Reproduce each line from the records that holds "Attorney".
>> START
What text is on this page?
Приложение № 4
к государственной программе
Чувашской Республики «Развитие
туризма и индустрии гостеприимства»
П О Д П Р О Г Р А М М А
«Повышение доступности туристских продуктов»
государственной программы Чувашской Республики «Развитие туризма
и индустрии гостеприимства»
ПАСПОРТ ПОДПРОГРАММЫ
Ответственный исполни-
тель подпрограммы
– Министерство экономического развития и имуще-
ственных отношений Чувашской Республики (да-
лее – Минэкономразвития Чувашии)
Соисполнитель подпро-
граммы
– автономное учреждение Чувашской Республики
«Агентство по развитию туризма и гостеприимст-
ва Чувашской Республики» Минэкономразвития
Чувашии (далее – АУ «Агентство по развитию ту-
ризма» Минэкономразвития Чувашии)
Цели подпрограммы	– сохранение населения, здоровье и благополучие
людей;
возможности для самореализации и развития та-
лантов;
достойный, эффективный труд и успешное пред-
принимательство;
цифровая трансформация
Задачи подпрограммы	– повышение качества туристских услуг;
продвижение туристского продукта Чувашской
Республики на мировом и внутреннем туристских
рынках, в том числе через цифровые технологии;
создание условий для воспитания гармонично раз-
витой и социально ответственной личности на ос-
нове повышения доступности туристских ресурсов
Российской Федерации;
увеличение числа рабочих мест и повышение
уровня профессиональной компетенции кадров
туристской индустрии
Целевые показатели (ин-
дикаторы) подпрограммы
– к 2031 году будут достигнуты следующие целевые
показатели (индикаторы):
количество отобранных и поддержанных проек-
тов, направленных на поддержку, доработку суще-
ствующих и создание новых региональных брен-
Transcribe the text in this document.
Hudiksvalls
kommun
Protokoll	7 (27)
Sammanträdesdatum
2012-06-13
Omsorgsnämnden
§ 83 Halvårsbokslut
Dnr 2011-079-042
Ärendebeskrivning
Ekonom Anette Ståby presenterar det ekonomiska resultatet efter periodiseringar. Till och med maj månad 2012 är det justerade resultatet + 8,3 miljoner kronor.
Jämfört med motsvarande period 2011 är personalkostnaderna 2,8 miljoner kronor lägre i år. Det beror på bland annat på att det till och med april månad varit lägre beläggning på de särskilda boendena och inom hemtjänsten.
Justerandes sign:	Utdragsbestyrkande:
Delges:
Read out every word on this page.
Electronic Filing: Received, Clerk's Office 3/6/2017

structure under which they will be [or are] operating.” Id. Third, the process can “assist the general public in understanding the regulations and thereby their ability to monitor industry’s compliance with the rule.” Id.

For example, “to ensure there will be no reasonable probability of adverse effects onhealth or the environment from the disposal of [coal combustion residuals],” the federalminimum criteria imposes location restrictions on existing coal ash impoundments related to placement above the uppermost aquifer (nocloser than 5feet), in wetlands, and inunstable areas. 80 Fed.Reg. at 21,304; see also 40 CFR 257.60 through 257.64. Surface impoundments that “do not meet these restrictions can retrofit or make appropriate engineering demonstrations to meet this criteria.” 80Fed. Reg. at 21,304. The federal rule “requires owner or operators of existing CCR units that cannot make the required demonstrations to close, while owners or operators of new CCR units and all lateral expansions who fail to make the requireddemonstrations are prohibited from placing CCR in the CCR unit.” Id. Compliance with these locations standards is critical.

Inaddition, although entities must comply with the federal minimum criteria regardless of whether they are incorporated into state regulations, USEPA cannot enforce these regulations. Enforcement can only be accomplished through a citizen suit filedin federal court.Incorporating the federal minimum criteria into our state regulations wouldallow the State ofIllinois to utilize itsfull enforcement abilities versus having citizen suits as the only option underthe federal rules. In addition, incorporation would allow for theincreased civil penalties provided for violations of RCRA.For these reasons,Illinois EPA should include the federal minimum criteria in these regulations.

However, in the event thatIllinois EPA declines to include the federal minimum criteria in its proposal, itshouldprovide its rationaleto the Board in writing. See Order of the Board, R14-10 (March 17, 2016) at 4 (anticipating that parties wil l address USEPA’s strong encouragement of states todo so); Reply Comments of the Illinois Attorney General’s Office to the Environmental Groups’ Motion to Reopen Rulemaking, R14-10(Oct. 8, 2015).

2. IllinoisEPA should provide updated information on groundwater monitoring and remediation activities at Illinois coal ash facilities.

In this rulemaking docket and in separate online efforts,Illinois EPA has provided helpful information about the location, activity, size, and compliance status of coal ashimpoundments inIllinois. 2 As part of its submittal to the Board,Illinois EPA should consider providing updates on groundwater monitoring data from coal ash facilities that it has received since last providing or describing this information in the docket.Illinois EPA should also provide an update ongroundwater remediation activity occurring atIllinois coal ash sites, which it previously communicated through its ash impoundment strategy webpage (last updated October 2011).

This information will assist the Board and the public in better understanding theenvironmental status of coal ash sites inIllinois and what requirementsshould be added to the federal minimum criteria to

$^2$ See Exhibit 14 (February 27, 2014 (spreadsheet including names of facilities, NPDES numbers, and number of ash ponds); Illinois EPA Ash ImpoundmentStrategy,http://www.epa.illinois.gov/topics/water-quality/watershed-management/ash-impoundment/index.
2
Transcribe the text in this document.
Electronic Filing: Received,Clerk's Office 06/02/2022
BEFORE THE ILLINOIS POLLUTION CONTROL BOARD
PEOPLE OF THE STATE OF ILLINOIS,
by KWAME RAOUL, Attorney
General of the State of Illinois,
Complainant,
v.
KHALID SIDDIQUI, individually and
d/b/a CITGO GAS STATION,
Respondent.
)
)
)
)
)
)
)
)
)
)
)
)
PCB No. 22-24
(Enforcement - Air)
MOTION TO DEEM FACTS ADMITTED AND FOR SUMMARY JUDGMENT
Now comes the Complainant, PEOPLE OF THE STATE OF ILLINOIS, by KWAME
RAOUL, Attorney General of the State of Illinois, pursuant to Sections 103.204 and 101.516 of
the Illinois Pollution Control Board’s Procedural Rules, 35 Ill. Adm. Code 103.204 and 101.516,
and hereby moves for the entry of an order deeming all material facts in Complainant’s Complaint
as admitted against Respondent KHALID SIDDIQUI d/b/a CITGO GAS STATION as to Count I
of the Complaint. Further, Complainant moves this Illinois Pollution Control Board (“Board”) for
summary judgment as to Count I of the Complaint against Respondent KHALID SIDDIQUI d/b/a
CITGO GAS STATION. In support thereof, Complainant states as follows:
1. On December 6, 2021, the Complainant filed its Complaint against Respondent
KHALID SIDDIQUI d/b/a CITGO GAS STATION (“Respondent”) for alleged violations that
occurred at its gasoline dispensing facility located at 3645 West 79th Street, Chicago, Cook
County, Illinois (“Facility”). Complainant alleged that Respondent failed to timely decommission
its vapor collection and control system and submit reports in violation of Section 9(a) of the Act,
>> END
Solution to this problem:
However, in the event thatIllinois EPA declines to include the federal minimum criteria in its proposal, itshouldprovide its rationaleto the Board in writing. See Order of the Board, R14-10 (March 17, 2016) at 4 (anticipating that parties wil l address USEPA’s strong encouragement of states todo so); Reply Comments of the Illinois Attorney General’s Office to the Environmental Groups’ Motion to Reopen Rulemaking, R14-10(Oct. 8, 2015).
by KWAME RAOUL, Attorney
RAOUL, Attorney General of the State of Illinois, pursuant to Sections 103.204 and 101.516 of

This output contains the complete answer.